:: SOURCE EXCERPT ::
========================================
# Removing Steam Oil



## ChaoticRambo (Nov 20, 2010)

Hey guys,

As some of you know, I am still relatively new to the gauge 1 live steam world. The only engine I currently have is the Ruby. Now, I have gotten everything worked out with how I like to maintence the engine with the exception of steam oil. I have a very nice and easy way to put it in, but I have yet to find a good CLEAN way to take it out. 

Currently I am using a large suction ball to get it out and then squirt that into a bottle. The problem with this is the residual oil left in the suction ball ends up sepping out in my steam up kit case.

What are some good way to do this without causing such a mess?

Thanks,

Patrick


----------



## iceclimber (Aug 8, 2010)

Norm Saley makes a syringe with a brass fitting on the end. Just bought one from him today in fact. You can also buy them from any accucraft dealer. Basically they can be used to withdraw the water from the steam oil. Once you feel some resistance you know you are getting more oil than water. You can leave the remainder oil in there for the next run. It won't hurt anything. Or, if you want, you can get all the oil that way.


----------



## David Leech (Dec 9, 2008)

Patrick,
As Jeremiah says, there is no reason to take the oil out.
It doesn't go 'bad' or anything.
Just remove the condensate and top up the oil before you run next time.
I use one of these to take out the water. Nothing to get stuck up with oil, you can see what is sucked up, the hole is small enough that it stops sucking when the oil is reached, and it's cheap!
========================================
:: PROMPT 1 ::
Update the rows from the start of the rows up to and including the line with "profile-avatar-icon[interactable]: [1862, 54, 1886, 78]", replacing "bookmark-item" with "bookmark-link" and leaving everything else unchanged.
========================================
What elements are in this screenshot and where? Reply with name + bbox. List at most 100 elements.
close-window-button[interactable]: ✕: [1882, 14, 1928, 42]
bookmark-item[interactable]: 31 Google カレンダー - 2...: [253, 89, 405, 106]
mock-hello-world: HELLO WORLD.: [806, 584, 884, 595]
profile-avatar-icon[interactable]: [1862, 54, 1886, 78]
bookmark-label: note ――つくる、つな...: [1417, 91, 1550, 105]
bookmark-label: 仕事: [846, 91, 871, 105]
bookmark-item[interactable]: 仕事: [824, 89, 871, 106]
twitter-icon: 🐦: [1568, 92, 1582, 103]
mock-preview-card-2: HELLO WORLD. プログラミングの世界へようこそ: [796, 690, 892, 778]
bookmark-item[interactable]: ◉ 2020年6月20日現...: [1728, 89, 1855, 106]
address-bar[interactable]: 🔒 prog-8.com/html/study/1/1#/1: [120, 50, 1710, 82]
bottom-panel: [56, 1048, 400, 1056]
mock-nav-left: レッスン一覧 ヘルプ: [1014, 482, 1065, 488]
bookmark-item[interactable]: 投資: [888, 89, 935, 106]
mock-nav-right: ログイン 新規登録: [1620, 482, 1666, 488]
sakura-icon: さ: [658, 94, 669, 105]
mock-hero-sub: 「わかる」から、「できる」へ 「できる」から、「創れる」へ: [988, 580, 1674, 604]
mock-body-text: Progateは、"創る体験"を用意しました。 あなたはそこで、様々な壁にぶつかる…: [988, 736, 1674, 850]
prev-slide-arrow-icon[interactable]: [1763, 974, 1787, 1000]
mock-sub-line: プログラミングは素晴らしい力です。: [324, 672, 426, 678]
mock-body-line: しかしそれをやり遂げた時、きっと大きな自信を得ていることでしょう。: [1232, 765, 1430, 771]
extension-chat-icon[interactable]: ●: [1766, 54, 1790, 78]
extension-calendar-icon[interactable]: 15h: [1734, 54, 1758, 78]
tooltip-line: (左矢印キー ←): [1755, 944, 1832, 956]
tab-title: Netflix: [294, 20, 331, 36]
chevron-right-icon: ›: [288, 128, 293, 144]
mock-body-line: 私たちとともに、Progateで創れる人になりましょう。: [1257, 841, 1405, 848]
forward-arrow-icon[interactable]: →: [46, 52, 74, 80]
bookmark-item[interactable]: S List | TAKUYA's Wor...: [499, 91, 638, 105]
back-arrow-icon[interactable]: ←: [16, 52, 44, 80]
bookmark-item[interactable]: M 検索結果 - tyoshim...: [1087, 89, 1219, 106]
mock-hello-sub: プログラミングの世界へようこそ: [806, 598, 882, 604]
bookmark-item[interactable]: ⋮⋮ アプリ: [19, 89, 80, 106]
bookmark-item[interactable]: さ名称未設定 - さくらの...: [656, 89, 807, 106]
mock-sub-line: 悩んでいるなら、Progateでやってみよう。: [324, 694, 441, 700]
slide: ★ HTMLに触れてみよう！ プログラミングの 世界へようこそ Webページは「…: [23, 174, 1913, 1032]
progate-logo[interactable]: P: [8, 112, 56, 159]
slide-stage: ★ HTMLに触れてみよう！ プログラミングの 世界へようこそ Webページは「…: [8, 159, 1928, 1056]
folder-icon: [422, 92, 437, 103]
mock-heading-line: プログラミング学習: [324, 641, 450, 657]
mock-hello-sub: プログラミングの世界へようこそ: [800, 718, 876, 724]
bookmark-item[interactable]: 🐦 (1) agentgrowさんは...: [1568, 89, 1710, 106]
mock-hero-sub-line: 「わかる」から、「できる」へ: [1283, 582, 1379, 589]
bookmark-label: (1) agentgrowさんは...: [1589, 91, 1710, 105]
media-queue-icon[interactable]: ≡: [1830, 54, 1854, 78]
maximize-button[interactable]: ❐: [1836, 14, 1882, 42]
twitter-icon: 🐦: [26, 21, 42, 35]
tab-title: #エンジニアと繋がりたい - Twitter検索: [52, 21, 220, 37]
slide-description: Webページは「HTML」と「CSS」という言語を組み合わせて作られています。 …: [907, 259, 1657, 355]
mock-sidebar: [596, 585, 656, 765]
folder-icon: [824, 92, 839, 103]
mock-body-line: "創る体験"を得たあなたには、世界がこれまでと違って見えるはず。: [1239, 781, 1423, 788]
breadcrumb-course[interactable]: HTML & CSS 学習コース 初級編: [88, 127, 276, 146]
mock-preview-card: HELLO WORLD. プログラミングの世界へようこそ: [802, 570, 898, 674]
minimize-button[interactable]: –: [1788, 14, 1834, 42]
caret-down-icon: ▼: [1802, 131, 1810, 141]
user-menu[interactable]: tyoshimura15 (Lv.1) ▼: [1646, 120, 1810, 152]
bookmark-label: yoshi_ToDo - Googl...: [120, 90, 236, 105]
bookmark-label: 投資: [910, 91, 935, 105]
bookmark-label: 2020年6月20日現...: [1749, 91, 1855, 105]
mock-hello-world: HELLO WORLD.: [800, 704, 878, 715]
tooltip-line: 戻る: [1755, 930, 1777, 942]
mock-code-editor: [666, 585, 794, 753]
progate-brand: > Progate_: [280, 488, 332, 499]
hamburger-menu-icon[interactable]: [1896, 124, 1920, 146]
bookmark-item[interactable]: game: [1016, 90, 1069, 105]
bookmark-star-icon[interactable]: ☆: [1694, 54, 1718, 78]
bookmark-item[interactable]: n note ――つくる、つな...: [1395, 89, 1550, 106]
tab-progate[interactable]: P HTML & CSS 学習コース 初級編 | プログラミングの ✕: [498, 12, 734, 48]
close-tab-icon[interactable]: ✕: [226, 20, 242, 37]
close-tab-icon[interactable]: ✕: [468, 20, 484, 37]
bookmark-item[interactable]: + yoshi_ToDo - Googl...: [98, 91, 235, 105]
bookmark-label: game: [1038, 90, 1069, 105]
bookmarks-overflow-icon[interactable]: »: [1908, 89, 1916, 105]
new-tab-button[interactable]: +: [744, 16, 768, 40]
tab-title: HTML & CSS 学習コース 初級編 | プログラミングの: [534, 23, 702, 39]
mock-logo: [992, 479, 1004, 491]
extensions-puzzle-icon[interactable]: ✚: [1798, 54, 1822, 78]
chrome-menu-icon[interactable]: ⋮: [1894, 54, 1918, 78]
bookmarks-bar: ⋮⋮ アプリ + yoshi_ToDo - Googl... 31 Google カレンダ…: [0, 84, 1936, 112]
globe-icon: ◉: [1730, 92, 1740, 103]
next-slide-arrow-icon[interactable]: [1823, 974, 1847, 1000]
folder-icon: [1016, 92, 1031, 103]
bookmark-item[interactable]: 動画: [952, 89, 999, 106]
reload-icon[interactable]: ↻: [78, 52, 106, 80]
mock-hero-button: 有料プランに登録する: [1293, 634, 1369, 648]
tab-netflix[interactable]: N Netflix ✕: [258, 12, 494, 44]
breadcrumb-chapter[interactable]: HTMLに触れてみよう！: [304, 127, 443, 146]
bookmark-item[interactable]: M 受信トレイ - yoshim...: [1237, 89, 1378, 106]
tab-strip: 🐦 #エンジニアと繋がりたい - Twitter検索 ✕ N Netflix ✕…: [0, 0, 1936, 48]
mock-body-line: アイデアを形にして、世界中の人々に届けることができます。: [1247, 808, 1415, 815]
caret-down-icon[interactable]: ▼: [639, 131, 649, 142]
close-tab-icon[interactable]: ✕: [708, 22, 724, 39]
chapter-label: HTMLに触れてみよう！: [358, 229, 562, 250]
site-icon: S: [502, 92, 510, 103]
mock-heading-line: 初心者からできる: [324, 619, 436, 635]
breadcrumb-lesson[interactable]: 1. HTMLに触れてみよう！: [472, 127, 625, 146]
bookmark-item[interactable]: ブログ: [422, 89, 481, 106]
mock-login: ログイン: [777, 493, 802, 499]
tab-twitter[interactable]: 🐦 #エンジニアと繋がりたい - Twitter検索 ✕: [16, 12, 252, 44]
========================================
:: PROMPT 2 ::
Continue the forum thread on removing steam oil from a live steam engine, starting after its last sentence.

:: TASK ANSWER 1 ::
What elements are in this screenshot and where? Reply with name + bbox. List at most 100 elements.
close-window-button[interactable]: ✕: [1882, 14, 1928, 42]
bookmark-link[interactable]: 31 Google カレンダー - 2...: [253, 89, 405, 106]
mock-hello-world: HELLO WORLD.: [806, 584, 884, 595]
profile-avatar-icon[interactable]: [1862, 54, 1886, 78]

:: TASK ANSWER 2 ::
As you can see, I just stick in a plastic bag and point it 'down' in my tool box so none leaks out into the tool box. 
All the best,
David Leech, Delta, Canada


----------



## Semper Vaporo (Jan 2, 2008)

Posted By ChaoticRambo on 25 Feb 2011 05:37 PM 
Hey guys,

As some of you know, I am still relatively new to the gauge 1 live steam world. The only engine I currently have is the Ruby. Now, I have gotten everything worked out with how I like to maintence the engine with the exception of steam oil. I have a very nice and easy way to put it in, but I have yet to find a good CLEAN way to take it out. 

Currently I am using a large suction ball to get it out and then squirt that into a bottle. The problem with this is the residual oil left in the suction ball ends up sepping out in my steam up kit case.

What are some good way to do this without causing such a mess?

Thanks,

Patrick 



The residual oil should not be seeping out or the oil supply tank. I suspect that what is happening is the oil that has run through the cylinders and spit up the stack is collecting in the smoke box instead of getting all the way out the stack (to be splattered on the top of the engine and surrounding area durring a run).

I understand the desire to keep the carrying case looking clean and the only thing I can suggest is to put a plastic sheet under the engine (and up the sides) to keep the case clean. Maybe wrap the engine loosely with a rag, etc. 

My carrying case for my Mikes requires that I lower it into the case and I just drive the engine up on a rag that is long enough for the engine to fit on and wide enough that I can wrap the sides up around the engine and tender and pick the whole thing up with the rag. This allows me to lower it into the case, and pick it back out later and the rag absorbs most of the stray oil from the wheels and that which has collected on the engine from the smokebox, etc. I put the rag on the track and roll the engine off while I get it on the rails, then put the rag aside (so I don't set it on fire!) I do have to replace the rag every couple of years, but the old one just becomes a nice rag for polishing the boiler jacket.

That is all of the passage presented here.